-- BEGIN MATERIAL SHOWN --
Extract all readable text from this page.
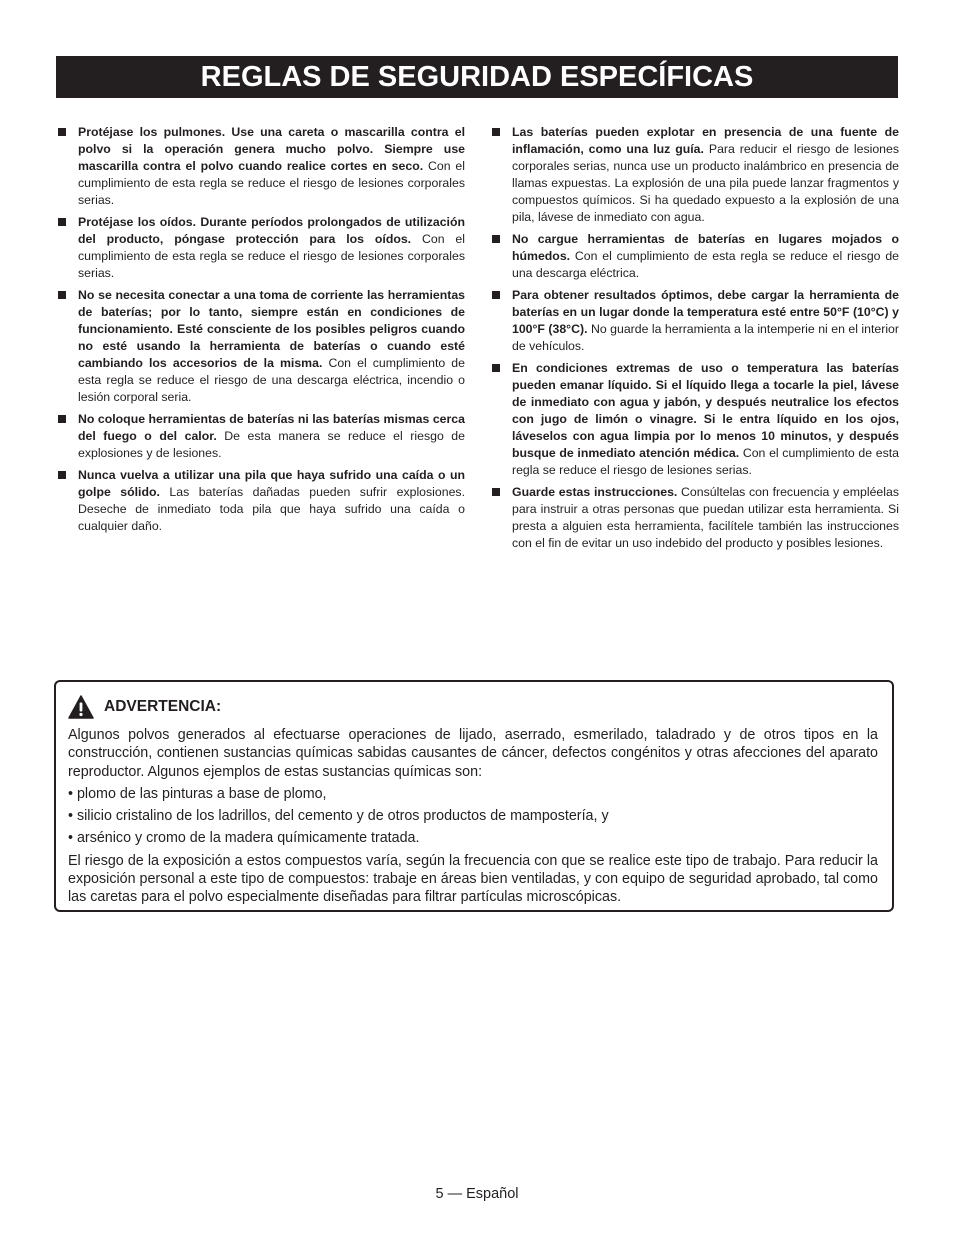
REGLAS DE SEGURIDAD ESPECÍFICAS
Protéjase los pulmones. Use una careta o mascarilla contra el polvo si la operación genera mucho polvo. Siempre use mascarilla contra el polvo cuando realice cortes en seco. Con el cumplimiento de esta regla se reduce el riesgo de lesiones corporales serias.
Protéjase los oídos. Durante períodos prolongados de utilización del producto, póngase protección para los oídos. Con el cumplimiento de esta regla se reduce el riesgo de lesiones corporales serias.
No se necesita conectar a una toma de corriente las herramientas de baterías; por lo tanto, siempre están en condiciones de funcionamiento. Esté consciente de los posibles peligros cuando no esté usando la herramienta de baterías o cuando esté cambiando los accesorios de la misma. Con el cumplimiento de esta regla se reduce el riesgo de una descarga eléctrica, incendio o lesión corporal seria.
No coloque herramientas de baterías ni las baterías mismas cerca del fuego o del calor. De esta manera se reduce el riesgo de explosiones y de lesiones.
Nunca vuelva a utilizar una pila que haya sufrido una caída o un golpe sólido. Las baterías dañadas pueden sufrir explosiones. Deseche de inmediato toda pila que haya sufrido una caída o cualquier daño.
Las baterías pueden explotar en presencia de una fuente de inflamación, como una luz guía. Para reducir el riesgo de lesiones corporales serias, nunca use un producto inalámbrico en presencia de llamas expuestas. La explosión de una pila puede lanzar fragmentos y compuestos químicos. Si ha quedado expuesto a la explosión de una pila, lávese de inmediato con agua.
No cargue herramientas de baterías en lugares mojados o húmedos. Con el cumplimiento de esta regla se reduce el riesgo de una descarga eléctrica.
Para obtener resultados óptimos, debe cargar la herramienta de baterías en un lugar donde la temperatura esté entre 50°F (10°C) y 100°F (38°C). No guarde la herramienta a la intemperie ni en el interior de vehículos.
En condiciones extremas de uso o temperatura las baterías pueden emanar líquido. Si el líquido llega a tocarle la piel, lávese de inmediato con agua y jabón, y después neutralice los efectos con jugo de limón o vinagre. Si le entra líquido en los ojos, láveselos con agua limpia por lo menos 10 minutos, y después busque de inmediato atención médica. Con el cumplimiento de esta regla se reduce el riesgo de lesiones serias.
Guarde estas instrucciones. Consúltelas con frecuencia y empléelas para instruir a otras personas que puedan utilizar esta herramienta. Si presta a alguien esta herramienta, facilítele también las instrucciones con el fin de evitar un uso indebido del producto y posibles lesiones.
ADVERTENCIA:

Algunos polvos generados al efectuarse operaciones de lijado, aserrado, esmerilado, taladrado y de otros tipos en la construcción, contienen sustancias químicas sabidas causantes de cáncer, defectos congénitos y otras afecciones del aparato reproductor. Algunos ejemplos de estas sustancias químicas son:

• plomo de las pinturas a base de plomo,
• silicio cristalino de los ladrillos, del cemento y de otros productos de mampostería, y
• arsénico y cromo de la madera químicamente tratada.

El riesgo de la exposición a estos compuestos varía, según la frecuencia con que se realice este tipo de trabajo. Para reducir la exposición personal a este tipo de compuestos: trabaje en áreas bien ventiladas, y con equipo de seguridad aprobado, tal como las caretas para el polvo especialmente diseñadas para filtrar partículas microscópicas.

5 — Español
-- END MATERIAL SHOWN --
Without the images, write out each line of the data verbatim.

Extract all readable text from this page.
REGLAS DE SEGURIDAD ESPECÍFICAS
Protéjase los pulmones. Use una careta o mascarilla contra el polvo si la operación genera mucho polvo. Siempre use mascarilla contra el polvo cuando realice cortes en seco. Con el cumplimiento de esta regla se reduce el riesgo de lesiones corporales serias.
Protéjase los oídos. Durante períodos prolongados de utilización del producto, póngase protección para los oídos. Con el cumplimiento de esta regla se reduce el riesgo de lesiones corporales serias.
No se necesita conectar a una toma de corriente las herramientas de baterías; por lo tanto, siempre están en condiciones de funcionamiento. Esté consciente de los posibles peligros cuando no esté usando la herramienta de baterías o cuando esté cambiando los accesorios de la misma. Con el cumplimiento de esta regla se reduce el riesgo de una descarga eléctrica, incendio o lesión corporal seria.
No coloque herramientas de baterías ni las baterías mismas cerca del fuego o del calor. De esta manera se reduce el riesgo de explosiones y de lesiones.
Nunca vuelva a utilizar una pila que haya sufrido una caída o un golpe sólido. Las baterías dañadas pueden sufrir explosiones. Deseche de inmediato toda pila que haya sufrido una caída o cualquier daño.
Las baterías pueden explotar en presencia de una fuente de inflamación, como una luz guía. Para reducir el riesgo de lesiones corporales serias, nunca use un producto inalámbrico en presencia de llamas expuestas. La explosión de una pila puede lanzar fragmentos y compuestos químicos. Si ha quedado expuesto a la explosión de una pila, lávese de inmediato con agua.
No cargue herramientas de baterías en lugares mojados o húmedos. Con el cumplimiento de esta regla se reduce el riesgo de una descarga eléctrica.
Para obtener resultados óptimos, debe cargar la herramienta de baterías en un lugar donde la temperatura esté entre 50°F (10°C) y 100°F (38°C). No guarde la herramienta a la intemperie ni en el interior de vehículos.
En condiciones extremas de uso o temperatura las baterías pueden emanar líquido. Si el líquido llega a tocarle la piel, lávese de inmediato con agua y jabón, y después neutralice los efectos con jugo de limón o vinagre. Si le entra líquido en los ojos, láveselos con agua limpia por lo menos 10 minutos, y después busque de inmediato atención médica. Con el cumplimiento de esta regla se reduce el riesgo de lesiones serias.
Guarde estas instrucciones. Consúltelas con frecuencia y empléelas para instruir a otras personas que puedan utilizar esta herramienta. Si presta a alguien esta herramienta, facilítele también las instrucciones con el fin de evitar un uso indebido del producto y posibles lesiones.
ADVERTENCIA:

Algunos polvos generados al efectuarse operaciones de lijado, aserrado, esmerilado, taladrado y de otros tipos en la construcción, contienen sustancias químicas sabidas causantes de cáncer, defectos congénitos y otras afecciones del aparato reproductor. Algunos ejemplos de estas sustancias químicas son:

• plomo de las pinturas a base de plomo,
• silicio cristalino de los ladrillos, del cemento y de otros productos de mampostería, y
• arsénico y cromo de la madera químicamente tratada.

El riesgo de la exposición a estos compuestos varía, según la frecuencia con que se realice este tipo de trabajo. Para reducir la exposición personal a este tipo de compuestos: trabaje en áreas bien ventiladas, y con equipo de seguridad aprobado, tal como las caretas para el polvo especialmente diseñadas para filtrar partículas microscópicas.

5 — Español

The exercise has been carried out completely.